▶ [Supplied records]
┏━━
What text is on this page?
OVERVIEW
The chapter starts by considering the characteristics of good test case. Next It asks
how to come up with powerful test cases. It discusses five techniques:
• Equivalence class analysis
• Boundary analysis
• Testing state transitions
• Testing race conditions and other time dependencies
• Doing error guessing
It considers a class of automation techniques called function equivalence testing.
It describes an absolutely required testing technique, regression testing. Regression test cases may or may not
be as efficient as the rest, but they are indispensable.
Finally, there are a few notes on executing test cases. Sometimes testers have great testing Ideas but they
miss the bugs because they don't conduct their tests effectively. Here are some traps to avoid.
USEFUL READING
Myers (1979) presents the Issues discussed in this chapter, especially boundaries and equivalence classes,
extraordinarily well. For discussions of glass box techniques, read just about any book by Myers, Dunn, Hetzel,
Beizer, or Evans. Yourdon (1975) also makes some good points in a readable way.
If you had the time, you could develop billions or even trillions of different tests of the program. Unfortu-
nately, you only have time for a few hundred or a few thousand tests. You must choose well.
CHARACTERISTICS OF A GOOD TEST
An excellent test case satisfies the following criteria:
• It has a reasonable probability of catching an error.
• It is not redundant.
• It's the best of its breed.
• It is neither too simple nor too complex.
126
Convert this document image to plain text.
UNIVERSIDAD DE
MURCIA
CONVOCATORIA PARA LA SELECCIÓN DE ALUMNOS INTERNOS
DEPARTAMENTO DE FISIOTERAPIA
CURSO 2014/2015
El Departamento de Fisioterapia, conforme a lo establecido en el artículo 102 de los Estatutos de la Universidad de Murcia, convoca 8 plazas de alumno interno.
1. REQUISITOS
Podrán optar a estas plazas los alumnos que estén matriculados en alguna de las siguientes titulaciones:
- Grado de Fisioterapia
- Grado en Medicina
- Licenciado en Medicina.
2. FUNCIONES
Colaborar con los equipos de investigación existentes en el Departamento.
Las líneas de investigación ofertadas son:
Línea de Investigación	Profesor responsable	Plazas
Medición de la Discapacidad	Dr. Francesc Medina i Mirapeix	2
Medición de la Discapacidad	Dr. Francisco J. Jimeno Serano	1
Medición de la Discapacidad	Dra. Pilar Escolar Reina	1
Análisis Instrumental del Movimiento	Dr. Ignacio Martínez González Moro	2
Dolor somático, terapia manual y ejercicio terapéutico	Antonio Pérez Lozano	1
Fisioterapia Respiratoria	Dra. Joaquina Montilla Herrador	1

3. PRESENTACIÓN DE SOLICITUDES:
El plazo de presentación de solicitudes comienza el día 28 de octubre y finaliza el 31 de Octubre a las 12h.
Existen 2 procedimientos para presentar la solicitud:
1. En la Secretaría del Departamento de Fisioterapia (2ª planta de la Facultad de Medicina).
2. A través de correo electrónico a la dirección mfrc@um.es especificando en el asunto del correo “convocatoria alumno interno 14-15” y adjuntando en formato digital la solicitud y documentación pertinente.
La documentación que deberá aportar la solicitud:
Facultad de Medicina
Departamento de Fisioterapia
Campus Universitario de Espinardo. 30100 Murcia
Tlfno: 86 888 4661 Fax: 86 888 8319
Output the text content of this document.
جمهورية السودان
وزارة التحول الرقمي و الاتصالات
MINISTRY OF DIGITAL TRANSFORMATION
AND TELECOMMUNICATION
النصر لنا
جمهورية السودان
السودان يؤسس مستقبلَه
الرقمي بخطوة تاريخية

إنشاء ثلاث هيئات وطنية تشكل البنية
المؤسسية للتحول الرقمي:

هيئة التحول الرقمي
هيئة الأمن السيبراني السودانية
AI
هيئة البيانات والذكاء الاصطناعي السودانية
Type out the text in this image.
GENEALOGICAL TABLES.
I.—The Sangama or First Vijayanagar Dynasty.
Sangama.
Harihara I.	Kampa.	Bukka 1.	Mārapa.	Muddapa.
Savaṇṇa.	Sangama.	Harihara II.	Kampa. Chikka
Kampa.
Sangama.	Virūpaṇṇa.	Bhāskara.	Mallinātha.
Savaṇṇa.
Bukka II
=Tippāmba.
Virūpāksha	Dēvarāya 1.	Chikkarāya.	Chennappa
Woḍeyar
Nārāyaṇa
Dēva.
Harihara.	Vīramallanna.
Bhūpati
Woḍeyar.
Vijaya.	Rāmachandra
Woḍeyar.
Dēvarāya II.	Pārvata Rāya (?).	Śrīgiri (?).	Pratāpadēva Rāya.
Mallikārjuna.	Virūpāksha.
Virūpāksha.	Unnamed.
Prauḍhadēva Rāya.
┗━━
▶ [What the exercise asks] Repeat every record, exactly as written.

▶ [The answer]
What text is on this page?
OVERVIEW
The chapter starts by considering the characteristics of good test case. Next It asks
how to come up with powerful test cases. It discusses five techniques:
• Equivalence class analysis
• Boundary analysis
• Testing state transitions
• Testing race conditions and other time dependencies
• Doing error guessing
It considers a class of automation techniques called function equivalence testing.
It describes an absolutely required testing technique, regression testing. Regression test cases may or may not
be as efficient as the rest, but they are indispensable.
Finally, there are a few notes on executing test cases. Sometimes testers have great testing Ideas but they
miss the bugs because they don't conduct their tests effectively. Here are some traps to avoid.
USEFUL READING
Myers (1979) presents the Issues discussed in this chapter, especially boundaries and equivalence classes,
extraordinarily well. For discussions of glass box techniques, read just about any book by Myers, Dunn, Hetzel,
Beizer, or Evans. Yourdon (1975) also makes some good points in a readable way.
If you had the time, you could develop billions or even trillions of different tests of the program. Unfortu-
nately, you only have time for a few hundred or a few thousand tests. You must choose well.
CHARACTERISTICS OF A GOOD TEST
An excellent test case satisfies the following criteria:
• It has a reasonable probability of catching an error.
• It is not redundant.
• It's the best of its breed.
• It is neither too simple nor too complex.
126
Convert this document image to plain text.
UNIVERSIDAD DE
MURCIA
CONVOCATORIA PARA LA SELECCIÓN DE ALUMNOS INTERNOS
DEPARTAMENTO DE FISIOTERAPIA
CURSO 2014/2015
El Departamento de Fisioterapia, conforme a lo establecido en el artículo 102 de los Estatutos de la Universidad de Murcia, convoca 8 plazas de alumno interno.
1. REQUISITOS
Podrán optar a estas plazas los alumnos que estén matriculados en alguna de las siguientes titulaciones:
- Grado de Fisioterapia
- Grado en Medicina
- Licenciado en Medicina.
2. FUNCIONES
Colaborar con los equipos de investigación existentes en el Departamento.
Las líneas de investigación ofertadas son:
Línea de Investigación	Profesor responsable	Plazas
Medición de la Discapacidad	Dr. Francesc Medina i Mirapeix	2
Medición de la Discapacidad	Dr. Francisco J. Jimeno Serano	1
Medición de la Discapacidad	Dra. Pilar Escolar Reina	1
Análisis Instrumental del Movimiento	Dr. Ignacio Martínez González Moro	2
Dolor somático, terapia manual y ejercicio terapéutico	Antonio Pérez Lozano	1
Fisioterapia Respiratoria	Dra. Joaquina Montilla Herrador	1

3. PRESENTACIÓN DE SOLICITUDES:
El plazo de presentación de solicitudes comienza el día 28 de octubre y finaliza el 31 de Octubre a las 12h.
Existen 2 procedimientos para presentar la solicitud:
1. En la Secretaría del Departamento de Fisioterapia (2ª planta de la Facultad de Medicina).
2. A través de correo electrónico a la dirección mfrc@um.es especificando en el asunto del correo “convocatoria alumno interno 14-15” y adjuntando en formato digital la solicitud y documentación pertinente.
La documentación que deberá aportar la solicitud:
Facultad de Medicina
Departamento de Fisioterapia
Campus Universitario de Espinardo. 30100 Murcia
Tlfno: 86 888 4661 Fax: 86 888 8319
Output the text content of this document.
جمهورية السودان
وزارة التحول الرقمي و الاتصالات
MINISTRY OF DIGITAL TRANSFORMATION
AND TELECOMMUNICATION
النصر لنا
جمهورية السودان
السودان يؤسس مستقبلَه
الرقمي بخطوة تاريخية

إنشاء ثلاث هيئات وطنية تشكل البنية
المؤسسية للتحول الرقمي:

هيئة التحول الرقمي
هيئة الأمن السيبراني السودانية
AI
هيئة البيانات والذكاء الاصطناعي السودانية
Type out the text in this image.
GENEALOGICAL TABLES.
I.—The Sangama or First Vijayanagar Dynasty.
Sangama.
Harihara I.	Kampa.	Bukka 1.	Mārapa.	Muddapa.
Savaṇṇa.	Sangama.	Harihara II.	Kampa. Chikka
Kampa.
Sangama.	Virūpaṇṇa.	Bhāskara.	Mallinātha.
Savaṇṇa.
Bukka II
=Tippāmba.
Virūpāksha	Dēvarāya 1.	Chikkarāya.	Chennappa
Woḍeyar
Nārāyaṇa
Dēva.
Harihara.	Vīramallanna.
Bhūpati
Woḍeyar.
Vijaya.	Rāmachandra
Woḍeyar.
Dēvarāya II.	Pārvata Rāya (?).	Śrīgiri (?).	Pratāpadēva Rāya.
Mallikārjuna.	Virūpāksha.
Virūpāksha.	Unnamed.
Prauḍhadēva Rāya.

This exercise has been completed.